## Short task
Using the forum thread on diffusing 850nm IR light, say whether each statement below agrees with it. Answer yes or no and quote the thread's words that settle it.
1. The person asking plans to move the diffuser around.
2. One reply says that fabrics that look black often turn quite reflective in IR.
3. KmH suggests a material that would work.

## Document passage
* * * * *
# Best materials make softbox to diffuse 850nm IR



## -Photographer- (Sep 27, 2015)

I want to make an 850nm ir softbox diffuser, what would be the best materials to use? Since ir goes through materials more than visible light.

It will be stationary so I don't mind of the materials are heavier than those used in standard softboxes.


----------



## JustJazzie (Sep 27, 2015)

Rip stop nylon is what I usually see suggested....

My "softbox" is diffused through a plastic-y shower curtain I had laying around. I'm pretty fond of the light it puts out!


----------



## petrochemist (Sep 27, 2015)

-Photographer- said:


> I want to make an 850nm ir softbox diffuser, what would be the best materials to use? Since ir goes through materials more than visible light.
> 
> It will be stationary so I don't mind of the materials are heavier than those used in standard softboxes.


Materials are generally not as transparent to NIR as some of the news reports would have you believe. I've taken loads of crowd scenes in IR & have rarely if ever seen any conclusive transparency issues. I have frequently seen visually black fabrics becoming quite reflective in IR which can easily be confused with IR skin tones...
I know some man-made fabrics are  translucent/transparent, so it might be best to just choose a light cotton fabric, or try a standard soft box & add a layer of cotton if more diffusion is needed.


----------



## KmH (Sep 27, 2015)

Humans can't see 850 nm IR light.
The OP's need is pretty specialized and I have no idea what material(s) would work.


----------



## JustJazzie (Sep 27, 2015)

KmH said:


> Humans can't see 850 nm IR light.
> The OP's need is pretty specialized and I have no idea what material(s) would work.


I can see by your response I must have misunderstood the original question!


----------



## petrochemist (Sep 27, 2015)

KmH said:


> Humans can't see 850 nm IR light.
> The OP's need is pretty specialized and I have no idea what material(s) would work.
* * * * *
## Data excerpt
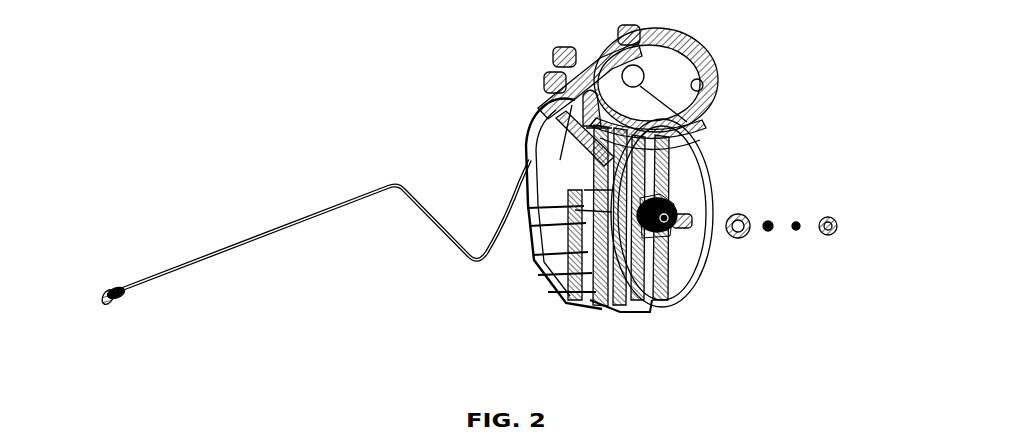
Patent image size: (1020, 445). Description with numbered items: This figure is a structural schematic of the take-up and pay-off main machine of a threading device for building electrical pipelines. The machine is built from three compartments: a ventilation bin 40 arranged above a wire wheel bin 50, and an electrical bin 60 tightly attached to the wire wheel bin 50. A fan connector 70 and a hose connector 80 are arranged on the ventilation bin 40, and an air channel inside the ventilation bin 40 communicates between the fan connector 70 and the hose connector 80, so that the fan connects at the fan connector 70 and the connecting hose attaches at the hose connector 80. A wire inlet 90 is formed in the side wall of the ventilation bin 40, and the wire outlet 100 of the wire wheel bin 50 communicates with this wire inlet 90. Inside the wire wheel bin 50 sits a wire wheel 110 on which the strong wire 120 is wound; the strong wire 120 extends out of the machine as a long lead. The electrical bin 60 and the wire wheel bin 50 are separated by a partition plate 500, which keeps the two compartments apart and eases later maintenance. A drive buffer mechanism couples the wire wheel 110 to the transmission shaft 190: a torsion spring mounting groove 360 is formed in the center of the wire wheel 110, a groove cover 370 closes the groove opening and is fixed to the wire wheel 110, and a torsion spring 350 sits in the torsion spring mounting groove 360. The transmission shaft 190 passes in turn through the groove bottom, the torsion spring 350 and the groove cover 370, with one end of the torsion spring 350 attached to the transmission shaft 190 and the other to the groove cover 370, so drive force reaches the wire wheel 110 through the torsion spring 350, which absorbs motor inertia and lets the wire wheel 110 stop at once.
* * * * *
## Output for this task
1. No: "It will be stationary"
2. Yes: "I have frequently seen visually black fabrics becoming quite reflective in IR"
3. No: "I have no idea what material(s) would work."